◆ REQUEST: Repeat every record exactly, but keep images out of the copy.

◆ RECORDS PROVIDED:
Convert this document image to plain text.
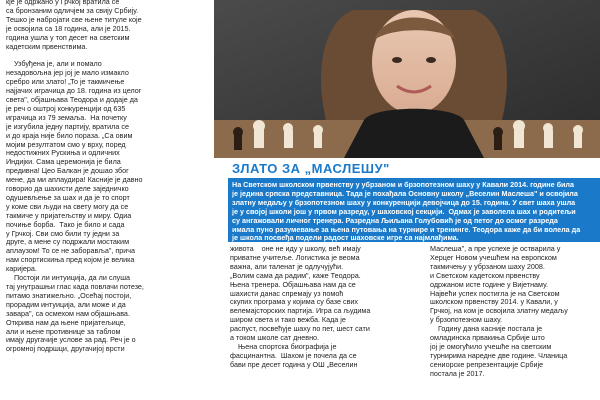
кје је одржано у Грчкој вратила се
са бронзаним одличјем за свију Србију.
Тешко је набројати све њене титуле које
је освојила са 18 година, али је 2015.
година ушла у топ десет на светским
кадетским првенствима.

Узбуђена је, али и помало
незадовољна јер јој је мало измакло
сребро или злато! „То је такмичење
најјачих играчица до 18. година из целог
света", објашњава Теодора и додаје да
је реч о оштрој конкуренцији од 635
играчица из 79 земаља.  На почетку
је изгубила једну партију, вратила се
и до краја није било пораза. „Са овим
мојим резултатом смо у врху, поред
недостижних Рускиња и одличних
Индијки. Сама церемонија је била
предивна! Цео Балкан је дошао због
мене, да ми аплаудира! Касније је давно
говорио да шахисти деле заједничко
одушевљење за шах и да је то спорт
у коме сви људи на свету могу да се
такмиче у пријатељству и миру. Одиа
почиње борба.  Тако је било и сада
у Грчкој. Сви смо били ту једни за
друге, а мене су подржали мостаким
аплаузом! То се не заборавља", прича
нам спортискиња пред којом је велика
каријера.
Постоји ли интуиција, да ли слуша
тај унутрашњи глас када повлачи потезе,
питамо знатижељно. „Осећај постоји,
прорадим интуиција, али може и да
завара", са осмехом нам објашњава.
Открива нам да њене пријатељице,
али и њене противнице за таблом
имају другачије услове за рад. Реч је о
огромној подршци, другачијој врсти
ЗЛАТО ЗА „МАСЛЕШУ"

На Светском школском првенству у убрзаном и брзопотезном шаху у Кавали 2014. године била
је једина српска представница. Тада је похађала Основну школу „Веселин Маслеша" и освојила
златну медаљу у брзопотезном шаху у конкуренцији девојчица до 15. година. У свет шаха ушла
је у својој школи још у првом разреду, у шаховској секцији.  Одмах је заволела шах и родитељи
су ангажовали личног тренера. Разредна Љиљана Голубовић је од петог до осмог разреда
имала пуно разумевање за њена путовања на турнире и тренинге. Теодора каже да би волела да
је школа посвеђа подели радост шаховске игре са најмлађима.

живота    оне не иду у школу, већ имају
приватне учитеље. Логистика је веома
важна, али таленат је одлучујући.
„Волим сама да радим", каже Теодора.
Њена тренера. Објашњава нам да се
шахисти данас спремају уз помоћ
скупих програма у којима су базе свих
велемајсторских партија. Игра са људима
широм света и тако вежба. Када је
распуст, посвећује шаху по пет, шест сати
а током школе сат дневно.
Њена спортска биографија је
фасцинантна.  Шахом је почела да се
бави пре десет година у ОШ „Веселин
Маслеша", а пре успехе је остварила у
Херцег Новом учешћем на европском
такмичењу у убрзаном шаху 2008.
и Светском кадетском првенству
одржаном исте године у Вијетнаму.
Највећи успех постигла је на Светском
школском првенству 2014. у Кавали, у
Грчкој, на ком је освојила златну медаљу
у брзопотезном шаху.
Годину дана касније постала је
омладинска првакиња Србије што
јој је омогућило учешће на светским
турнирима наредне две године. Чланица
сениорске репрезентације Србије
постала је 2017.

◆ PROBLEM SOLUTION:
Convert this document image to plain text.
кје је одржано у Грчкој вратила се
са бронзаним одличјем за свију Србију.
Тешко је набројати све њене титуле које
је освојила са 18 година, али је 2015.
година ушла у топ десет на светским
кадетским првенствима.

Узбуђена је, али и помало
незадовољна јер јој је мало измакло
сребро или злато! „То је такмичење
најјачих играчица до 18. година из целог
света", објашњава Теодора и додаје да
је реч о оштрој конкуренцији од 635
играчица из 79 земаља.  На почетку
је изгубила једну партију, вратила се
и до краја није било пораза. „Са овим
мојим резултатом смо у врху, поред
недостижних Рускиња и одличних
Индијки. Сама церемонија је била
предивна! Цео Балкан је дошао због
мене, да ми аплаудира! Касније је давно
говорио да шахисти деле заједничко
одушевљење за шах и да је то спорт
у коме сви људи на свету могу да се
такмиче у пријатељству и миру. Одиа
почиње борба.  Тако је било и сада
у Грчкој. Сви смо били ту једни за
друге, а мене су подржали мостаким
аплаузом! То се не заборавља", прича
нам спортискиња пред којом је велика
каријера.
Постоји ли интуиција, да ли слуша
тај унутрашњи глас када повлачи потезе,
питамо знатижељно. „Осећај постоји,
прорадим интуиција, али може и да
завара", са осмехом нам објашњава.
Открива нам да њене пријатељице,
али и њене противнице за таблом
имају другачије услове за рад. Реч је о
огромној подршци, другачијој врсти
ЗЛАТО ЗА „МАСЛЕШУ"

На Светском школском првенству у убрзаном и брзопотезном шаху у Кавали 2014. године била
је једина српска представница. Тада је похађала Основну школу „Веселин Маслеша" и освојила
златну медаљу у брзопотезном шаху у конкуренцији девојчица до 15. година. У свет шаха ушла
је у својој школи још у првом разреду, у шаховској секцији.  Одмах је заволела шах и родитељи
су ангажовали личног тренера. Разредна Љиљана Голубовић је од петог до осмог разреда
имала пуно разумевање за њена путовања на турнире и тренинге. Теодора каже да би волела да
је школа посвеђа подели радост шаховске игре са најмлађима.

живота    оне не иду у школу, већ имају
приватне учитеље. Логистика је веома
важна, али таленат је одлучујући.
„Волим сама да радим", каже Теодора.
Њена тренера. Објашњава нам да се
шахисти данас спремају уз помоћ
скупих програма у којима су базе свих
велемајсторских партија. Игра са људима
широм света и тако вежба. Када је
распуст, посвећује шаху по пет, шест сати
а током школе сат дневно.
Њена спортска биографија је
фасцинантна.  Шахом је почела да се
бави пре десет година у ОШ „Веселин
Маслеша", а пре успехе је остварила у
Херцег Новом учешћем на европском
такмичењу у убрзаном шаху 2008.
и Светском кадетском првенству
одржаном исте године у Вијетнаму.
Највећи успех постигла је на Светском
школском првенству 2014. у Кавали, у
Грчкој, на ком је освојила златну медаљу
у брзопотезном шаху.
Годину дана касније постала је
омладинска првакиња Србије што
јој је омогућило учешће на светским
турнирима наредне две године. Чланица
сениорске репрезентације Србије
постала је 2017.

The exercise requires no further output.